__Objective__.
Quote the listing below in its entirety.

* Begin Dataset records *

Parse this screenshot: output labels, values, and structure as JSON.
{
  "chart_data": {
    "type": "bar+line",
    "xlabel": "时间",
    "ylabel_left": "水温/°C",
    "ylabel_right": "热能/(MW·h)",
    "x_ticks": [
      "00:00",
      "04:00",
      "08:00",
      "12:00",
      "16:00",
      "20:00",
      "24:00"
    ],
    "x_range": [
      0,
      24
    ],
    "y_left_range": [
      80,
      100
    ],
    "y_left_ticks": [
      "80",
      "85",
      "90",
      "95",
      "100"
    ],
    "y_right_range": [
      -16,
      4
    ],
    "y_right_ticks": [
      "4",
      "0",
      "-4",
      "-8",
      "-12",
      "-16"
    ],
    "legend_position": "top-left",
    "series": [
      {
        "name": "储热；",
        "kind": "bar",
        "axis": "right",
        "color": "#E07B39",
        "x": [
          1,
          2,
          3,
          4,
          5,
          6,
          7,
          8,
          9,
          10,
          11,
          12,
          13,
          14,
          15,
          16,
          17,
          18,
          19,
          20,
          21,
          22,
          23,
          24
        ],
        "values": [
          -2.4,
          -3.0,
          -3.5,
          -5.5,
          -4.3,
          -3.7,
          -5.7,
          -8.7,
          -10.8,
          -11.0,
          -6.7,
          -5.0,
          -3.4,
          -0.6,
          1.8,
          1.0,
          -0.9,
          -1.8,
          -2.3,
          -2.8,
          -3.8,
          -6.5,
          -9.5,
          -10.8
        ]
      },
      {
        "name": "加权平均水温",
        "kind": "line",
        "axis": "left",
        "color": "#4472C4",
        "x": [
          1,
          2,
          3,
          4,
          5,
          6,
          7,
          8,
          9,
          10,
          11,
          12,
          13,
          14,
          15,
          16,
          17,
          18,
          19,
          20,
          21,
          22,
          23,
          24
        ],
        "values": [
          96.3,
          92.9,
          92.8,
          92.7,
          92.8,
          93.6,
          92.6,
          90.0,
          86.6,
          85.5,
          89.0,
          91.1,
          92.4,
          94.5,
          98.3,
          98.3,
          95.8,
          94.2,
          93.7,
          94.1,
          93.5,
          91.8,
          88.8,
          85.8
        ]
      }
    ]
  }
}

* End Dataset records *

__Problem solution__.
Parse this screenshot: output labels, values, and structure as JSON.
{
  "chart_data": {
    "type": "bar+line",
    "xlabel": "时间",
    "ylabel_left": "水温/°C",
    "ylabel_right": "热能/(MW·h)",
    "x_ticks": [
      "00:00",
      "04:00",
      "08:00",
      "12:00",
      "16:00",
      "20:00",
      "24:00"
    ],
    "x_range": [
      0,
      24
    ],
    "y_left_range": [
      80,
      100
    ],
    "y_left_ticks": [
      "80",
      "85",
      "90",
      "95",
      "100"
    ],
    "y_right_range": [
      -16,
      4
    ],
    "y_right_ticks": [
      "4",
      "0",
      "-4",
      "-8",
      "-12",
      "-16"
    ],
    "legend_position": "top-left",
    "series": [
      {
        "name": "储热；",
        "kind": "bar",
        "axis": "right",
        "color": "#E07B39",
        "x": [
          1,
          2,
          3,
          4,
          5,
          6,
          7,
          8,
          9,
          10,
          11,
          12,
          13,
          14,
          15,
          16,
          17,
          18,
          19,
          20,
          21,
          22,
          23,
          24
        ],
        "values": [
          -2.4,
          -3.0,
          -3.5,
          -5.5,
          -4.3,
          -3.7,
          -5.7,
          -8.7,
          -10.8,
          -11.0,
          -6.7,
          -5.0,
          -3.4,
          -0.6,
          1.8,
          1.0,
          -0.9,
          -1.8,
          -2.3,
          -2.8,
          -3.8,
          -6.5,
          -9.5,
          -10.8
        ]
      },
      {
        "name": "加权平均水温",
        "kind": "line",
        "axis": "left",
        "color": "#4472C4",
        "x": [
          1,
          2,
          3,
          4,
          5,
          6,
          7,
          8,
          9,
          10,
          11,
          12,
          13,
          14,
          15,
          16,
          17,
          18,
          19,
          20,
          21,
          22,
          23,
          24
        ],
        "values": [
          96.3,
          92.9,
          92.8,
          92.7,
          92.8,
          93.6,
          92.6,
          90.0,
          86.6,
          85.5,
          89.0,
          91.1,
          92.4,
          94.5,
          98.3,
          98.3,
          95.8,
          94.2,
          93.7,
          94.1,
          93.5,
          91.8,
          88.8,
          85.8
        ]
      }
    ]
  }
}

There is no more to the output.